Arbeitsaufträge:
1/ In welchem Jahr hat die WHO laut dem Textauszug zu Trauer und Depression die „anhaltende Trauerstörung“ in die ICD-11 aufgenommen?
2/ Fassen Sie den Textauszug zu Trauer und Depression in zwei Sätzen zusammen.
3/ Schreiben Sie den Textauszug zu Trauer und Depression im Anschluss an seinen letzten Satz weiter.

Wenn ein Mensch seine Trauerreaktion nicht mehr kontrollieren kann und keinen Ausweg findet, zeigt er Symptome einer Depression: Lust- und Antriebslosigkeit, Anspannung und dauerhaft negativ konnotierte Gefühle. Bei einer diagnostizierten Depression gilt der Mensch als krank.
Als Trauernder hingegen findet er nach Ablauf einer gewissen Zeit in seinem Umfeld kaum mehr Akzeptanz für seinen starken Schmerz. „Das gibt sich schon wieder“ oder „Die Zeit heilt alle Wunden“ sind die Ratschläge, die der Volksmund in diesem Fall für Trauernde bereithält.
Es gibt Stimmen von hochrangigen Therapeuten (u. a. aus der Bundestherapeutenkammer), die besagen, dass „der Schmerz von Trauernden durchaus Monate oder über ein Jahr dauern kann und nicht als behandlungsbedürftig gelten sollte.“
Auf der anderen Seite nahm 2019 die Weltgesundheitsorganisation (WHO) die „anhaltende Trauerstörung“ als eigenständiges Krankheitsbild in das Verzeichnis anerkannter Krankheiten ICD-11 auf. Die Frage, ob eine Einstufung als Krankheit den Trauernden Vor- oder Nachteile bringt, spaltet Fachkräfte in Deutschland.

Ausgangsdaten:

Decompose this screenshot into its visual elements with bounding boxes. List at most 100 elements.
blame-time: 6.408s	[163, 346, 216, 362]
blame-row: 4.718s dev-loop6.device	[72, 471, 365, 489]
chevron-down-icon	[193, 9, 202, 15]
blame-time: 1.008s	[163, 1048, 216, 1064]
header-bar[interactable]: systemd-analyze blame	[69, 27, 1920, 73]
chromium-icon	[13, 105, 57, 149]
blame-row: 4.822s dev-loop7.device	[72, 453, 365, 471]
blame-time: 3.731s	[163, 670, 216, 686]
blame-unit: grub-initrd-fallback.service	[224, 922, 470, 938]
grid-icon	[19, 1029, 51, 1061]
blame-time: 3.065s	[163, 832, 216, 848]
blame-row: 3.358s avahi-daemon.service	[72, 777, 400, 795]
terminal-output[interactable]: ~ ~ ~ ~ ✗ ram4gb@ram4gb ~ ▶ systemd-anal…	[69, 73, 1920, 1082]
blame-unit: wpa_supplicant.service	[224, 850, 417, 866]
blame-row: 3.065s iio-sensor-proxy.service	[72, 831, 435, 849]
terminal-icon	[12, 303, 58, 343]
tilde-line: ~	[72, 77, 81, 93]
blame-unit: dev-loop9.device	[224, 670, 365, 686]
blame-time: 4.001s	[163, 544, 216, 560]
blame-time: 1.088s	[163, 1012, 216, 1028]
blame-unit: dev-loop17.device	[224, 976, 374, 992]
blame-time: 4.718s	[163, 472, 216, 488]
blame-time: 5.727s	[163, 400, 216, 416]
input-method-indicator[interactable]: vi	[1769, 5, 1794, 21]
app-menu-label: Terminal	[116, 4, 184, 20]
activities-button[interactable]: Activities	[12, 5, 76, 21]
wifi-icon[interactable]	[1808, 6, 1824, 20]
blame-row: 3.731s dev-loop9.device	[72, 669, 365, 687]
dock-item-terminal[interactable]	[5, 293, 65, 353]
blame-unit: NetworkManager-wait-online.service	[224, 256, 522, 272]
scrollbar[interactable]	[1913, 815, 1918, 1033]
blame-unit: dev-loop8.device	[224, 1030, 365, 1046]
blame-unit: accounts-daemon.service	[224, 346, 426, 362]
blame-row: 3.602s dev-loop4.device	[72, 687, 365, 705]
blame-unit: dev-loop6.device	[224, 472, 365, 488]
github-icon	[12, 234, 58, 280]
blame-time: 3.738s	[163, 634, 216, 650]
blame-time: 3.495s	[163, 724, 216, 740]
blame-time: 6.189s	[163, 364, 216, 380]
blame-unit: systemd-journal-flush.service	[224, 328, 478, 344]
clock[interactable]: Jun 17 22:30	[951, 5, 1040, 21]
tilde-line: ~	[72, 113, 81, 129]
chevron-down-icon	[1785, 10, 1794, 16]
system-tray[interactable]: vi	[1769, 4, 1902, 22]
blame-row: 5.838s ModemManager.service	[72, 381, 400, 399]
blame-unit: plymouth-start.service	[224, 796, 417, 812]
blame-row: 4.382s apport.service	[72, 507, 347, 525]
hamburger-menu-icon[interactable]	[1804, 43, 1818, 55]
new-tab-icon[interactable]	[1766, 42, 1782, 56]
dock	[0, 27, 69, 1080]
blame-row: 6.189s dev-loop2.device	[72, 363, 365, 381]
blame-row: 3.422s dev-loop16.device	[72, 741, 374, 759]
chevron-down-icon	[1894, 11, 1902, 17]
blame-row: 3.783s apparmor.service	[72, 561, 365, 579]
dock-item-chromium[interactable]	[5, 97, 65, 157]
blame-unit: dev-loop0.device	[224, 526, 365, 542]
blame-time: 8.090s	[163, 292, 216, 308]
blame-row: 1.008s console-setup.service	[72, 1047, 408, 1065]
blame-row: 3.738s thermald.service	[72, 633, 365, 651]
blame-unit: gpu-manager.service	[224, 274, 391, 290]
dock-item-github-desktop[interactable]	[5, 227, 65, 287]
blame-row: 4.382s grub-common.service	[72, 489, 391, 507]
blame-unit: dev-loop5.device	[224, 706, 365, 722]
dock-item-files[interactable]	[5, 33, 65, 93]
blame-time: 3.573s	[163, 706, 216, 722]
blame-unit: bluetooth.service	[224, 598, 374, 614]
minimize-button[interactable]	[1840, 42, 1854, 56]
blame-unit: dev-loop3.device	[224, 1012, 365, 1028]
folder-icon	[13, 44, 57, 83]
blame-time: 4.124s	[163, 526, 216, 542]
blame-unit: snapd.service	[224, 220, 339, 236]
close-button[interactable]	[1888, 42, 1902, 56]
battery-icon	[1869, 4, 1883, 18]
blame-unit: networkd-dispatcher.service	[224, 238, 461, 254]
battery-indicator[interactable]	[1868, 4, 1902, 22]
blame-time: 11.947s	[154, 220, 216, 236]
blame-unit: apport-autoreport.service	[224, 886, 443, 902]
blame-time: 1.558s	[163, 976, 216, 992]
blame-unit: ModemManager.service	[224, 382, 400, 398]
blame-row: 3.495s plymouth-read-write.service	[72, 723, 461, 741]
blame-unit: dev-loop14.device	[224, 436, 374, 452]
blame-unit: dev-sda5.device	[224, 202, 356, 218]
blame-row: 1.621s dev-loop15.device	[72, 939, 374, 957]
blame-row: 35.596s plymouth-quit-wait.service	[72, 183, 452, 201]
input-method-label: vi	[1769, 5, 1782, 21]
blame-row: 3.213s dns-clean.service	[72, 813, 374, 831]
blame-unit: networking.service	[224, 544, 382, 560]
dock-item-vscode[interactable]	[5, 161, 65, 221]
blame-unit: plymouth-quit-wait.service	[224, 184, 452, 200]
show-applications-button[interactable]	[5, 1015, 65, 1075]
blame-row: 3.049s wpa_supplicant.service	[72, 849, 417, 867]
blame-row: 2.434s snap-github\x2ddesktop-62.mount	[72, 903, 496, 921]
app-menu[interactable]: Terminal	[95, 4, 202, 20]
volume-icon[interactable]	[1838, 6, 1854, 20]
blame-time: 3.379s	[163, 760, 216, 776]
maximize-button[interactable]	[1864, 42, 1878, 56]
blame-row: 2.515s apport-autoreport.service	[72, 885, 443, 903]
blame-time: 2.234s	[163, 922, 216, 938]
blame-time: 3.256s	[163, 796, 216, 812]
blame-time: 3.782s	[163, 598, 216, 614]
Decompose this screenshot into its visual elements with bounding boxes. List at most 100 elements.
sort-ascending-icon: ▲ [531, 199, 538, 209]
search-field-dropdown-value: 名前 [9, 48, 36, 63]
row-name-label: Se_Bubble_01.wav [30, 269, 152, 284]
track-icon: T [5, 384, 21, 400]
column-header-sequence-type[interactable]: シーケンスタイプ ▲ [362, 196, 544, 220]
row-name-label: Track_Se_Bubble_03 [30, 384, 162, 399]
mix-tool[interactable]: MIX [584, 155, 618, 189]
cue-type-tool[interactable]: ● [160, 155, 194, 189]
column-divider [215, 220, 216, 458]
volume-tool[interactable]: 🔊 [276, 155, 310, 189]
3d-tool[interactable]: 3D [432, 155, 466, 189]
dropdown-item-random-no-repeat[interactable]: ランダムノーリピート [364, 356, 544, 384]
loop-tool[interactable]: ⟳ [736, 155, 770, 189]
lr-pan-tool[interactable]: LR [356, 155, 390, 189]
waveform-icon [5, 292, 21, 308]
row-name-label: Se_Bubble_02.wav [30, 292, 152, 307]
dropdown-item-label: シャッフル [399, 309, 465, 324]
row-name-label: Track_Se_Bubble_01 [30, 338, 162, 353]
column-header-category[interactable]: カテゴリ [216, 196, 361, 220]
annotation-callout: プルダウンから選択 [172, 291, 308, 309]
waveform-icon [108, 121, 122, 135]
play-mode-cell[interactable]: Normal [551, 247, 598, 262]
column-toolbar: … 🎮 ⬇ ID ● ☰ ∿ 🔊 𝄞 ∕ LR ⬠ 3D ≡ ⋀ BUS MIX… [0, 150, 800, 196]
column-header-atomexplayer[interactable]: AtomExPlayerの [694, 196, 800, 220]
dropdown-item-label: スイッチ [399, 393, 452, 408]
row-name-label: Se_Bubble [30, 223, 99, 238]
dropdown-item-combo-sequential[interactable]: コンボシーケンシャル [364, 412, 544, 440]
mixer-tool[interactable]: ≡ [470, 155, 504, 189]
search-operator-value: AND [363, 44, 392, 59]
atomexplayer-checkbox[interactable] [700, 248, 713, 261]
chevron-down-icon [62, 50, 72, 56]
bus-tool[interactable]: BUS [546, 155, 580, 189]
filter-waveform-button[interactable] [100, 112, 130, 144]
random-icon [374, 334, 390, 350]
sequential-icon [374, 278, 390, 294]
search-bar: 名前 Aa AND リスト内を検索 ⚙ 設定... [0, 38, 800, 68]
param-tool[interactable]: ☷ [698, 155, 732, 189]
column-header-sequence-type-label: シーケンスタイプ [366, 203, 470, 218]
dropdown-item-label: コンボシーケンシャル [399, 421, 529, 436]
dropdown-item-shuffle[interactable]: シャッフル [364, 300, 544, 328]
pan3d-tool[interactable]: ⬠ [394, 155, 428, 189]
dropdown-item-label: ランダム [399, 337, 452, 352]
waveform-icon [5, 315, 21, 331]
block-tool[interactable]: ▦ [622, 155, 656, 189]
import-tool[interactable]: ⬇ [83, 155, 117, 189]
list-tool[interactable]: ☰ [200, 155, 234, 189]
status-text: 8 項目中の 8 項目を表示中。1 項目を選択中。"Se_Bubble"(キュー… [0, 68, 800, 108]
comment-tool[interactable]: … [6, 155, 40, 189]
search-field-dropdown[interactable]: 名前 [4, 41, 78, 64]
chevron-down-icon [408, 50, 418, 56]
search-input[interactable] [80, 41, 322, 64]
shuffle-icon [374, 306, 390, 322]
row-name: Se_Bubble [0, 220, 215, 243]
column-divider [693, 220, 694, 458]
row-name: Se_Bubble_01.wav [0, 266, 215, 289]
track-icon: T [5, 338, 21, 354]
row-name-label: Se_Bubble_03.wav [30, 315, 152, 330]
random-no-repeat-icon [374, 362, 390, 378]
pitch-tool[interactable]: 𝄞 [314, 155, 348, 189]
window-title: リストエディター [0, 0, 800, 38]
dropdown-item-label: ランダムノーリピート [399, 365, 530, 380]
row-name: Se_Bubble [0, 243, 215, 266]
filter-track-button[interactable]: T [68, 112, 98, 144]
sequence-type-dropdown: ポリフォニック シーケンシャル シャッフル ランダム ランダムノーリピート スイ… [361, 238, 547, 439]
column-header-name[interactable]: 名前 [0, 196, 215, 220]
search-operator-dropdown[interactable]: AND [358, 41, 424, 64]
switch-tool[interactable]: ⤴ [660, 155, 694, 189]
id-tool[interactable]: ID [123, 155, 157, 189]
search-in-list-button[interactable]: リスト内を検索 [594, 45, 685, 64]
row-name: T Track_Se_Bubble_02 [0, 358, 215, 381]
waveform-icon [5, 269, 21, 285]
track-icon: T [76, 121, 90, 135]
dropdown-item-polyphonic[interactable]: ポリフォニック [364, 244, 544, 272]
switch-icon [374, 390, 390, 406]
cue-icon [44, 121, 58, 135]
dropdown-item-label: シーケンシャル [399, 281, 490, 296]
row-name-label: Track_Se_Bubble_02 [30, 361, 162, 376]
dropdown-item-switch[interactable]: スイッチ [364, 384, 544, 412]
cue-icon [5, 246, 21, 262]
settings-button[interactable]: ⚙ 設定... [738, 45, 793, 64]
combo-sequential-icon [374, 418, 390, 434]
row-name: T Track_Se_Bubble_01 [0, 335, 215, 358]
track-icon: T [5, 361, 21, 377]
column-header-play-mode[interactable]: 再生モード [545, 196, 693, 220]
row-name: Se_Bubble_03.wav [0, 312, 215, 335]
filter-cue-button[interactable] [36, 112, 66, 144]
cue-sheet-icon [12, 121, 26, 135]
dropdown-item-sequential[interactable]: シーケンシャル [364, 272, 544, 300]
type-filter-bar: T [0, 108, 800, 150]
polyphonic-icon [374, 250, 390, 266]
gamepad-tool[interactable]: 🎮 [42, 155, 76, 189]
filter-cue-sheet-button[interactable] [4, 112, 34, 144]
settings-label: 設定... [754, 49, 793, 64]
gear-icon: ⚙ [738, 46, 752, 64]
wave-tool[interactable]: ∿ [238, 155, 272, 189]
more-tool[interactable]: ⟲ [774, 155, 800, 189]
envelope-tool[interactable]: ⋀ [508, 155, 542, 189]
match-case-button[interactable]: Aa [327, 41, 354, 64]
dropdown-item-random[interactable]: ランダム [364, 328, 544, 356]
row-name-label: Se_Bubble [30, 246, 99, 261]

Ergebnisse:
1/ 2019

2/ Wer seine Trauerreaktion nicht mehr kontrollieren kann, zeigt Symptome einer Depression und gilt mit deren Diagnose als krank, während Trauernde nach einer gewissen Zeit in ihrem Umfeld kaum noch Akzeptanz für ihren Schmerz finden. Einige hochrangige Therapeuten halten monatelangen Trauerschmerz nicht für behandlungsbedürftig, die WHO nahm jedoch 2019 die „anhaltende Trauerstörung“ als eigenständiges Krankheitsbild in die ICD-11 auf, und ob diese Einstufung Trauernden nützt, ist unter Fachkräften in Deutschland umstritten.

3/
Als Dreh- und Angelpunkt gelten die Definitionskriterien: Die WHO-Diagnose beschreibt eine „dauerhaft bestehende, intensive und beeinträchtigende Reaktion auf einen Verlust“ als krankhafte Trauer. Als Hauptkriterien gelten Dauer und Intensität der Trauer, zusätzlich müssen weitere Aspekte wie Verbitterung, Wut oder emotionale Taubheit zutreffen: Kriterien, die sich schlecht quantifizieren lassen. Primär soll die Definition Betroffenen helfen, die durch eine Verlusterfahrung dauerhaft so beeinträchtigt sind, dass sie ihre sozialen Kontakte nicht mehr pflegen können und die Trauer im Alltag für sie eine zu große Belastung wird.
Vorsicht ist geboten bei einer Stigmatisierung von Trauernden: Die Betroffenen nicht vorschnell in eine Schublade als „psychisch krank“ zu stecken, ist der schmale Grat, den Therapeuten und Fachärzte zu bewältigen haben.